Among the entries, which lines carry the string "caption"? Copy each of them.

· · · · ·

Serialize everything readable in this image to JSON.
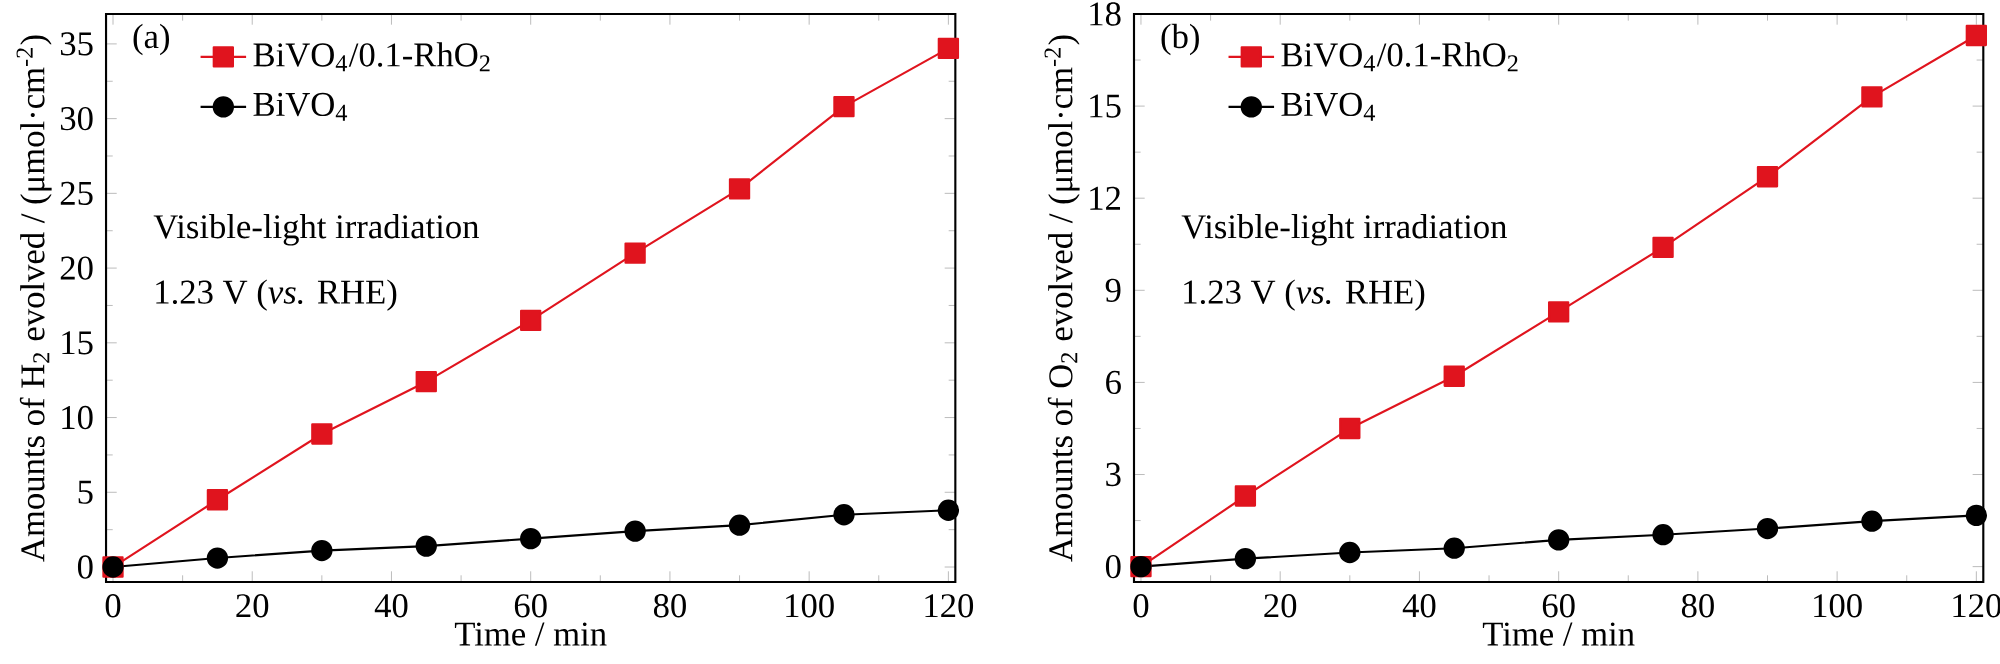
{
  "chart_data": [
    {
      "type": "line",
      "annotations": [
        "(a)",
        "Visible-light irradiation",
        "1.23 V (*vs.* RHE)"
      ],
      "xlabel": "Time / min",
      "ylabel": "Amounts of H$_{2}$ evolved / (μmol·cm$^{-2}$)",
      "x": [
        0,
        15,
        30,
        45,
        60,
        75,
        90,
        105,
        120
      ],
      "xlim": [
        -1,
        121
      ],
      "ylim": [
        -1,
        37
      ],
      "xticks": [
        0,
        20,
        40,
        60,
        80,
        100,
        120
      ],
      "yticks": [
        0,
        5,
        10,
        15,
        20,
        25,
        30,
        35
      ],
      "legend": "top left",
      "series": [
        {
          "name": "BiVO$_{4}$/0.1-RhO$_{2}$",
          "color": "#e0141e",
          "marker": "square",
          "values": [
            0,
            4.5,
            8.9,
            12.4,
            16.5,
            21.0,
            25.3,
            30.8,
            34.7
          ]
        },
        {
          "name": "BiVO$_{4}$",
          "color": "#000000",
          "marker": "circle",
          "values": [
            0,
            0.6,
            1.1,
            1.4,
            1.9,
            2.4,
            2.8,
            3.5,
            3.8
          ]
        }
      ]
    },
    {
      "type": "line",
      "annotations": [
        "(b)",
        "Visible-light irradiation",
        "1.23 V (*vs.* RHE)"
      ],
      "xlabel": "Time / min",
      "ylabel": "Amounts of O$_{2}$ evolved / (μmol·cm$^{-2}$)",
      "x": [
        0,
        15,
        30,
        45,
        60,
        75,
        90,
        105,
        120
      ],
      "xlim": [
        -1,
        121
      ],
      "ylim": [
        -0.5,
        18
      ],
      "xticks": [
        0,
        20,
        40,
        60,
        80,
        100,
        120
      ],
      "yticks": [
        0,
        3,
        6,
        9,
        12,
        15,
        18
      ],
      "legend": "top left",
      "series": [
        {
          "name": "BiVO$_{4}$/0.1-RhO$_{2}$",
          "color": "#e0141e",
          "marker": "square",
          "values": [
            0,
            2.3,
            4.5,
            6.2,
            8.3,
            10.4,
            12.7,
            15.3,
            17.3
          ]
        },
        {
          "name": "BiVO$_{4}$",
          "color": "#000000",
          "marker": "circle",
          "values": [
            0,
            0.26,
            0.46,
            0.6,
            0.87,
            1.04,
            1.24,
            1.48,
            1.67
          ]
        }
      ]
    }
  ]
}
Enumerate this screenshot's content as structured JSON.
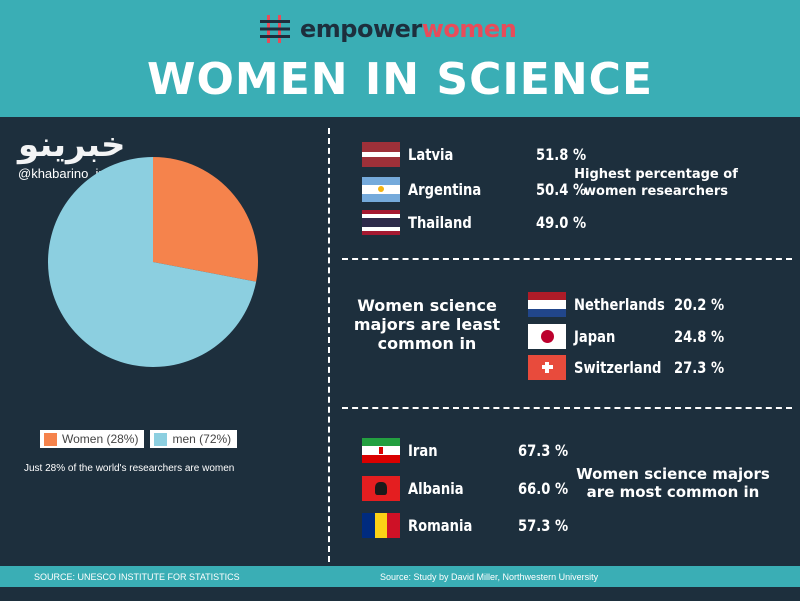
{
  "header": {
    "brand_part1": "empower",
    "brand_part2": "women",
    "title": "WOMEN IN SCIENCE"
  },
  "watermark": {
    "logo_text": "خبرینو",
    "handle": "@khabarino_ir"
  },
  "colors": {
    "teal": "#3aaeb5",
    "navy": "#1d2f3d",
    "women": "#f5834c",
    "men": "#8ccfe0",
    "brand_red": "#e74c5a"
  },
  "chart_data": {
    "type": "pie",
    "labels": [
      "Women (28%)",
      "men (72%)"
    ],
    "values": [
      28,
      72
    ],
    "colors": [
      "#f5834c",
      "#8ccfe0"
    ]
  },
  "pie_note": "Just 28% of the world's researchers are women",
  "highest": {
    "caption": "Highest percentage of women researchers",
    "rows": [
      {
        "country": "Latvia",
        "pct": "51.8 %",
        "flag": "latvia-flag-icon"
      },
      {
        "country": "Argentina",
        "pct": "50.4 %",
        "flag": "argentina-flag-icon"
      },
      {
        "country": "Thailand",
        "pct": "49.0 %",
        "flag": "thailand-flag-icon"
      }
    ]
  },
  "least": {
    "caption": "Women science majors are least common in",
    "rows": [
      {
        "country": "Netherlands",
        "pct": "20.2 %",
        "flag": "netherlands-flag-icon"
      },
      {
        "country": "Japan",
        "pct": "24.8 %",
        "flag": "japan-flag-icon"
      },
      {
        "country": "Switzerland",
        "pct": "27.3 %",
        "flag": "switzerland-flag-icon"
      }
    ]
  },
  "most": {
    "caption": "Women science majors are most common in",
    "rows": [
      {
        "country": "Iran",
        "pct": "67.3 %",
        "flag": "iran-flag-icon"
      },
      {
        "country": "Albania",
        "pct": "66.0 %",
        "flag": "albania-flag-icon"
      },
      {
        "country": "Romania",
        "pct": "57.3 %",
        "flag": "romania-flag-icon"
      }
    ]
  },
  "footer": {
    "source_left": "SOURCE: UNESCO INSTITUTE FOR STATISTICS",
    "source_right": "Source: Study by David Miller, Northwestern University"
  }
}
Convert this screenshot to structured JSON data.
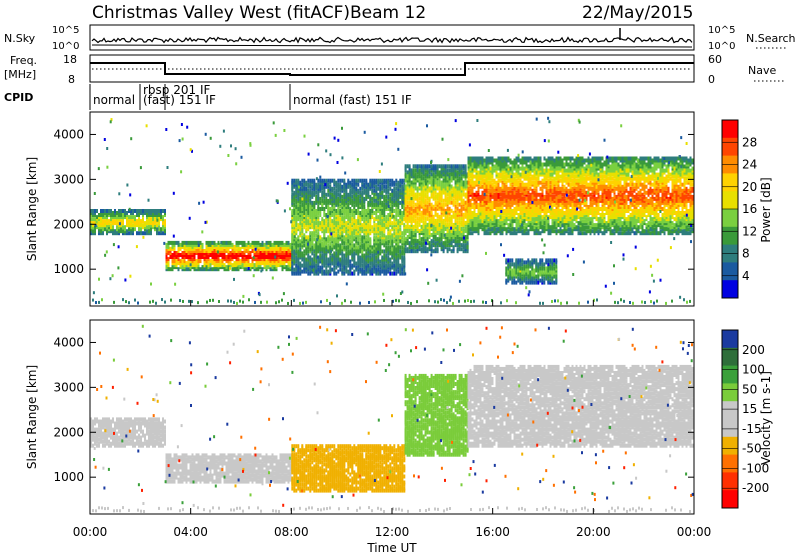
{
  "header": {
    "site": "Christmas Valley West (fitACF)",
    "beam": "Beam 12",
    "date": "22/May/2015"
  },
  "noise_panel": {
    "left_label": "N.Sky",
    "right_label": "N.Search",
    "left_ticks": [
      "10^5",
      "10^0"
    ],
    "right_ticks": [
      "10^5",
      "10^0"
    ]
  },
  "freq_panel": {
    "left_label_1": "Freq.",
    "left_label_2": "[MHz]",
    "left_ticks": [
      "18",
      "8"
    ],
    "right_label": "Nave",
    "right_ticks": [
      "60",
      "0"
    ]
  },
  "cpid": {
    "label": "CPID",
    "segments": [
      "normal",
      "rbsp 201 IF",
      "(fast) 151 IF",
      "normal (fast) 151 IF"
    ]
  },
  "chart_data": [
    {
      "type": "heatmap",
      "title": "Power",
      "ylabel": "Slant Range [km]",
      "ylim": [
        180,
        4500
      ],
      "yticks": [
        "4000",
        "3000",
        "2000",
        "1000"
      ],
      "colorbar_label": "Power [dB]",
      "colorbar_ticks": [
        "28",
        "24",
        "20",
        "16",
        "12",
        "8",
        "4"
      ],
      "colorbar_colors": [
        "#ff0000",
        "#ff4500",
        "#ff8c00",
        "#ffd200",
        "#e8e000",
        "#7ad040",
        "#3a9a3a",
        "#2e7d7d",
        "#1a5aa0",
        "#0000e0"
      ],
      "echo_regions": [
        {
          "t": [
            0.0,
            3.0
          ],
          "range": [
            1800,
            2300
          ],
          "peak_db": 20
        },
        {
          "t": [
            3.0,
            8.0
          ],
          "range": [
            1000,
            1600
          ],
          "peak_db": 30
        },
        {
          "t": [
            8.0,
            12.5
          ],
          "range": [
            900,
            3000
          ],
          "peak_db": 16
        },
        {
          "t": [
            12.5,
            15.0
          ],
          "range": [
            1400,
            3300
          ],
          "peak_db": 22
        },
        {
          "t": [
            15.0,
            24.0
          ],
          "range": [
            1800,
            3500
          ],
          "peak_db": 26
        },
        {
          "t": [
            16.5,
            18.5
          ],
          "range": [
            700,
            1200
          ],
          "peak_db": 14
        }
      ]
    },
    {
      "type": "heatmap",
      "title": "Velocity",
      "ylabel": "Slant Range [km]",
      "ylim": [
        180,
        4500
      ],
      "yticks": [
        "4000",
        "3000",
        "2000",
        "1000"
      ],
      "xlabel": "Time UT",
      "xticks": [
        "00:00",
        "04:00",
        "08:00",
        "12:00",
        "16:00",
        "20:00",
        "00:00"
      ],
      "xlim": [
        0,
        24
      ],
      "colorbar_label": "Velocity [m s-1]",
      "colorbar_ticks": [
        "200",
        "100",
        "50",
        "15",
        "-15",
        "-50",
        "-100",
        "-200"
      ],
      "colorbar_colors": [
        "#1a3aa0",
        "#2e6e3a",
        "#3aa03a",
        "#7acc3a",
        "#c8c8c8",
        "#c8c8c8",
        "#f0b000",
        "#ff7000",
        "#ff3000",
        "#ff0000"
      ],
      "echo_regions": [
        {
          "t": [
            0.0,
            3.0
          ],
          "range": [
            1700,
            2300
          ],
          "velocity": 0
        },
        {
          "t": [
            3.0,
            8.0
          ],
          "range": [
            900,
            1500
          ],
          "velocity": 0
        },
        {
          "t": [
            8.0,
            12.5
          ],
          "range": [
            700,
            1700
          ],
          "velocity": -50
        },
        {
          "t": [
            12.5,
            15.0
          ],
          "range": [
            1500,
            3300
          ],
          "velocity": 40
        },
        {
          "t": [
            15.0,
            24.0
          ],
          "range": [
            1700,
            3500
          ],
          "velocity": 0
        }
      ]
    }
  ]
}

· · · · ·

**Solved exercise**
    "caption": "Highest percentage of women researchers",
    "caption": "Women science majors are least common in",
    "caption": "Women science majors are most common in",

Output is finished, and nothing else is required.